• **EXERCISE TASK**
Each entry below is to be transcribed exactly.

• **DATASET RECORDS**
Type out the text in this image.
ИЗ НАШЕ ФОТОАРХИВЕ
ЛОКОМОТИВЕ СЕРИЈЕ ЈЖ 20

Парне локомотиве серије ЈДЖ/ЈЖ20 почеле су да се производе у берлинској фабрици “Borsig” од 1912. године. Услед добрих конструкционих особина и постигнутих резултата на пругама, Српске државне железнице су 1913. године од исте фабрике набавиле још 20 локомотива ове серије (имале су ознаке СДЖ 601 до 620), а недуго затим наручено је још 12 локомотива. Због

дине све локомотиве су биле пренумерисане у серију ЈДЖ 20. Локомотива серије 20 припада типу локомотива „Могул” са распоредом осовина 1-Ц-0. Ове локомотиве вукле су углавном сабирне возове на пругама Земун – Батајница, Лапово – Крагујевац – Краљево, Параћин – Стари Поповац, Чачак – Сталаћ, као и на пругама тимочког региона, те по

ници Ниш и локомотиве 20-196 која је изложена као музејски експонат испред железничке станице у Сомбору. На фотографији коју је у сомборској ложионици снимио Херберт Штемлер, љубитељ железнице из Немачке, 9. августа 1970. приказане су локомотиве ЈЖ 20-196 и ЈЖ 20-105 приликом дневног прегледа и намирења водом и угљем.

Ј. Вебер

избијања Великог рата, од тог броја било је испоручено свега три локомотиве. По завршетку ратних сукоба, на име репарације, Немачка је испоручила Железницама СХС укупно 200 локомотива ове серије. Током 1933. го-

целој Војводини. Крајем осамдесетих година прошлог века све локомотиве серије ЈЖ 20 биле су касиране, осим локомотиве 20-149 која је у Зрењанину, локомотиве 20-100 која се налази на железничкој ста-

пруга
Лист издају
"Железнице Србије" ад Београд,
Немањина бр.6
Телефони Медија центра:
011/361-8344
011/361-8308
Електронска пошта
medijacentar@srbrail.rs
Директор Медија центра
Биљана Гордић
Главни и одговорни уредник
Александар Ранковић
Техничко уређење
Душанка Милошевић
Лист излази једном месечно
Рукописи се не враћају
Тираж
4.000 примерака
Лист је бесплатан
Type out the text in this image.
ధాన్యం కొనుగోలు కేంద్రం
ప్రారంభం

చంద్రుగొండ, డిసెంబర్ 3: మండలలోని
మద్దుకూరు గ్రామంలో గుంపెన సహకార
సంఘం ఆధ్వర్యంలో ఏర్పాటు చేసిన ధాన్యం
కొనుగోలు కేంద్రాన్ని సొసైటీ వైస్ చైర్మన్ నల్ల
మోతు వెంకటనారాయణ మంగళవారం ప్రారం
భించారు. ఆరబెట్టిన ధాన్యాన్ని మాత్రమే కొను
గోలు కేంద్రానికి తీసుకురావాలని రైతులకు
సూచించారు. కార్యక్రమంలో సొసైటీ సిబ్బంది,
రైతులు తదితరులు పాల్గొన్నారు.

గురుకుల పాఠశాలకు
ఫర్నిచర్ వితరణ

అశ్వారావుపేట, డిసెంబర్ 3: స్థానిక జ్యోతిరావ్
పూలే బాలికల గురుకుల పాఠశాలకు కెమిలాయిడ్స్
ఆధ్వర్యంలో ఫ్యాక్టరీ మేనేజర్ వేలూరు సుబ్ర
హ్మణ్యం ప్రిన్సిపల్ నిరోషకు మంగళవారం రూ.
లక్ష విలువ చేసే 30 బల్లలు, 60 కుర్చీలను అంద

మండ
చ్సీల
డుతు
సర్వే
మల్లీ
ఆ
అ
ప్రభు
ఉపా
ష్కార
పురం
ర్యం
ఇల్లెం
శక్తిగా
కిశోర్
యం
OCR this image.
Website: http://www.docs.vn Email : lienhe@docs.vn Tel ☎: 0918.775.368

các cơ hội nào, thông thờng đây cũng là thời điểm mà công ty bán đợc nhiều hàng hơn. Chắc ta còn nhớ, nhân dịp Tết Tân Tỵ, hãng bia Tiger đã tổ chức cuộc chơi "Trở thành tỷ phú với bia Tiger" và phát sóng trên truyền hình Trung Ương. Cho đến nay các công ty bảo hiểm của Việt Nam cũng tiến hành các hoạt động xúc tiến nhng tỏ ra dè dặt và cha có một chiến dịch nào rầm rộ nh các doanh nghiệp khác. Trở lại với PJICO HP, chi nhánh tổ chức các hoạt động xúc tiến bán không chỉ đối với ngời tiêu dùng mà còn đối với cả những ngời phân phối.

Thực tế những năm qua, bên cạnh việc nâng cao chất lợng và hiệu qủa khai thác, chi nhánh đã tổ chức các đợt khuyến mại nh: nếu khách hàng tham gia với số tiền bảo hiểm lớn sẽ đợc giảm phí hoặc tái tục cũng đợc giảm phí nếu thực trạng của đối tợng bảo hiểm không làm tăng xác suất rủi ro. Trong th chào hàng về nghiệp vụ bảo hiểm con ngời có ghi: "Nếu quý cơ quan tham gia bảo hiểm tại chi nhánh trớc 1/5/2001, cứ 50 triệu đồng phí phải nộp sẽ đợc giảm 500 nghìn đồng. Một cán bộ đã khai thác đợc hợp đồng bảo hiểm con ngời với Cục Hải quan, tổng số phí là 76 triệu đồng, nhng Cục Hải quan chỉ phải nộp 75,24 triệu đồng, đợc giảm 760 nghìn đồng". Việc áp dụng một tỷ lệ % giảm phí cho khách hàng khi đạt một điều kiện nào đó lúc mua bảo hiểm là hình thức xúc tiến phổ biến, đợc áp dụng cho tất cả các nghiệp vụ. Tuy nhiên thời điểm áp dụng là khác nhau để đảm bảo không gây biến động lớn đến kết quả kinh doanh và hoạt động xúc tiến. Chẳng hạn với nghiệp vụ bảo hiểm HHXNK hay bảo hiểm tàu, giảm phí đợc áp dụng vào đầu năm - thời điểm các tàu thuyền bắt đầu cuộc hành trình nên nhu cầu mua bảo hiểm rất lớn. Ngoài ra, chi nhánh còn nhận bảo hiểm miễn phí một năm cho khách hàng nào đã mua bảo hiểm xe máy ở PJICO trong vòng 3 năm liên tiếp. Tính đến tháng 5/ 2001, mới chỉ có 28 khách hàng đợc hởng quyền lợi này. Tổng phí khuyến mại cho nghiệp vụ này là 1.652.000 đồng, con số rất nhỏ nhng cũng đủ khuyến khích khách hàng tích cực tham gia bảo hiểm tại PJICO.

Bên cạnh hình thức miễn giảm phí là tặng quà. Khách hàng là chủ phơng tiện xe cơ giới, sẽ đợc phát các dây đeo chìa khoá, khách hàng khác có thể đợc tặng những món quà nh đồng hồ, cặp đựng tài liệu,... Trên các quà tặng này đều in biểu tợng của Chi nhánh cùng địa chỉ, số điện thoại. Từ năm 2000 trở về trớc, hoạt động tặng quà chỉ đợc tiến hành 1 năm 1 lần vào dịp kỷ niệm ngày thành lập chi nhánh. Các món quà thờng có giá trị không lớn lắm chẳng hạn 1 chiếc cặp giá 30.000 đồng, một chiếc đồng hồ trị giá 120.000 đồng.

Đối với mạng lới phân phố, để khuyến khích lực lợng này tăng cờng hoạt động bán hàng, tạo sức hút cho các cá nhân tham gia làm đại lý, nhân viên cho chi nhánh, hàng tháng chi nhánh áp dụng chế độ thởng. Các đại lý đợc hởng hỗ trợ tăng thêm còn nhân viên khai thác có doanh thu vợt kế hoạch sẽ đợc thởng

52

• **SOLUTION TO THIS TASK**
Type out the text in this image.
ИЗ НАШЕ ФОТОАРХИВЕ
ЛОКОМОТИВЕ СЕРИЈЕ ЈЖ 20

Парне локомотиве серије ЈДЖ/ЈЖ20 почеле су да се производе у берлинској фабрици “Borsig” од 1912. године. Услед добрих конструкционих особина и постигнутих резултата на пругама, Српске државне железнице су 1913. године од исте фабрике набавиле још 20 локомотива ове серије (имале су ознаке СДЖ 601 до 620), а недуго затим наручено је још 12 локомотива. Због

дине све локомотиве су биле пренумерисане у серију ЈДЖ 20. Локомотива серије 20 припада типу локомотива „Могул” са распоредом осовина 1-Ц-0. Ове локомотиве вукле су углавном сабирне возове на пругама Земун – Батајница, Лапово – Крагујевац – Краљево, Параћин – Стари Поповац, Чачак – Сталаћ, као и на пругама тимочког региона, те по

ници Ниш и локомотиве 20-196 која је изложена као музејски експонат испред железничке станице у Сомбору. На фотографији коју је у сомборској ложионици снимио Херберт Штемлер, љубитељ железнице из Немачке, 9. августа 1970. приказане су локомотиве ЈЖ 20-196 и ЈЖ 20-105 приликом дневног прегледа и намирења водом и угљем.

Ј. Вебер

избијања Великог рата, од тог броја било је испоручено свега три локомотиве. По завршетку ратних сукоба, на име репарације, Немачка је испоручила Железницама СХС укупно 200 локомотива ове серије. Током 1933. го-

целој Војводини. Крајем осамдесетих година прошлог века све локомотиве серије ЈЖ 20 биле су касиране, осим локомотиве 20-149 која је у Зрењанину, локомотиве 20-100 која се налази на железничкој ста-

пруга
Лист издају
"Железнице Србије" ад Београд,
Немањина бр.6
Телефони Медија центра:
011/361-8344
011/361-8308
Електронска пошта
medijacentar@srbrail.rs
Директор Медија центра
Биљана Гордић
Главни и одговорни уредник
Александар Ранковић
Техничко уређење
Душанка Милошевић
Лист излази једном месечно
Рукописи се не враћају
Тираж
4.000 примерака
Лист је бесплатан
Type out the text in this image.
ధాన్యం కొనుగోలు కేంద్రం
ప్రారంభం

చంద్రుగొండ, డిసెంబర్ 3: మండలలోని
మద్దుకూరు గ్రామంలో గుంపెన సహకార
సంఘం ఆధ్వర్యంలో ఏర్పాటు చేసిన ధాన్యం
కొనుగోలు కేంద్రాన్ని సొసైటీ వైస్ చైర్మన్ నల్ల
మోతు వెంకటనారాయణ మంగళవారం ప్రారం
భించారు. ఆరబెట్టిన ధాన్యాన్ని మాత్రమే కొను
గోలు కేంద్రానికి తీసుకురావాలని రైతులకు
సూచించారు. కార్యక్రమంలో సొసైటీ సిబ్బంది,
రైతులు తదితరులు పాల్గొన్నారు.

గురుకుల పాఠశాలకు
ఫర్నిచర్ వితరణ

అశ్వారావుపేట, డిసెంబర్ 3: స్థానిక జ్యోతిరావ్
పూలే బాలికల గురుకుల పాఠశాలకు కెమిలాయిడ్స్
ఆధ్వర్యంలో ఫ్యాక్టరీ మేనేజర్ వేలూరు సుబ్ర
హ్మణ్యం ప్రిన్సిపల్ నిరోషకు మంగళవారం రూ.
లక్ష విలువ చేసే 30 బల్లలు, 60 కుర్చీలను అంద

మండ
చ్సీల
డుతు
సర్వే
మల్లీ
ఆ
అ
ప్రభు
ఉపా
ష్కార
పురం
ర్యం
ఇల్లెం
శక్తిగా
కిశోర్
యం
OCR this image.
Website: http://www.docs.vn Email : lienhe@docs.vn Tel ☎: 0918.775.368

các cơ hội nào, thông thờng đây cũng là thời điểm mà công ty bán đợc nhiều hàng hơn. Chắc ta còn nhớ, nhân dịp Tết Tân Tỵ, hãng bia Tiger đã tổ chức cuộc chơi "Trở thành tỷ phú với bia Tiger" và phát sóng trên truyền hình Trung Ương. Cho đến nay các công ty bảo hiểm của Việt Nam cũng tiến hành các hoạt động xúc tiến nhng tỏ ra dè dặt và cha có một chiến dịch nào rầm rộ nh các doanh nghiệp khác. Trở lại với PJICO HP, chi nhánh tổ chức các hoạt động xúc tiến bán không chỉ đối với ngời tiêu dùng mà còn đối với cả những ngời phân phối.

Thực tế những năm qua, bên cạnh việc nâng cao chất lợng và hiệu qủa khai thác, chi nhánh đã tổ chức các đợt khuyến mại nh: nếu khách hàng tham gia với số tiền bảo hiểm lớn sẽ đợc giảm phí hoặc tái tục cũng đợc giảm phí nếu thực trạng của đối tợng bảo hiểm không làm tăng xác suất rủi ro. Trong th chào hàng về nghiệp vụ bảo hiểm con ngời có ghi: "Nếu quý cơ quan tham gia bảo hiểm tại chi nhánh trớc 1/5/2001, cứ 50 triệu đồng phí phải nộp sẽ đợc giảm 500 nghìn đồng. Một cán bộ đã khai thác đợc hợp đồng bảo hiểm con ngời với Cục Hải quan, tổng số phí là 76 triệu đồng, nhng Cục Hải quan chỉ phải nộp 75,24 triệu đồng, đợc giảm 760 nghìn đồng". Việc áp dụng một tỷ lệ % giảm phí cho khách hàng khi đạt một điều kiện nào đó lúc mua bảo hiểm là hình thức xúc tiến phổ biến, đợc áp dụng cho tất cả các nghiệp vụ. Tuy nhiên thời điểm áp dụng là khác nhau để đảm bảo không gây biến động lớn đến kết quả kinh doanh và hoạt động xúc tiến. Chẳng hạn với nghiệp vụ bảo hiểm HHXNK hay bảo hiểm tàu, giảm phí đợc áp dụng vào đầu năm - thời điểm các tàu thuyền bắt đầu cuộc hành trình nên nhu cầu mua bảo hiểm rất lớn. Ngoài ra, chi nhánh còn nhận bảo hiểm miễn phí một năm cho khách hàng nào đã mua bảo hiểm xe máy ở PJICO trong vòng 3 năm liên tiếp. Tính đến tháng 5/ 2001, mới chỉ có 28 khách hàng đợc hởng quyền lợi này. Tổng phí khuyến mại cho nghiệp vụ này là 1.652.000 đồng, con số rất nhỏ nhng cũng đủ khuyến khích khách hàng tích cực tham gia bảo hiểm tại PJICO.

Bên cạnh hình thức miễn giảm phí là tặng quà. Khách hàng là chủ phơng tiện xe cơ giới, sẽ đợc phát các dây đeo chìa khoá, khách hàng khác có thể đợc tặng những món quà nh đồng hồ, cặp đựng tài liệu,... Trên các quà tặng này đều in biểu tợng của Chi nhánh cùng địa chỉ, số điện thoại. Từ năm 2000 trở về trớc, hoạt động tặng quà chỉ đợc tiến hành 1 năm 1 lần vào dịp kỷ niệm ngày thành lập chi nhánh. Các món quà thờng có giá trị không lớn lắm chẳng hạn 1 chiếc cặp giá 30.000 đồng, một chiếc đồng hồ trị giá 120.000 đồng.

Đối với mạng lới phân phố, để khuyến khích lực lợng này tăng cờng hoạt động bán hàng, tạo sức hút cho các cá nhân tham gia làm đại lý, nhân viên cho chi nhánh, hàng tháng chi nhánh áp dụng chế độ thởng. Các đại lý đợc hởng hỗ trợ tăng thêm còn nhân viên khai thác có doanh thu vợt kế hoạch sẽ đợc thởng

52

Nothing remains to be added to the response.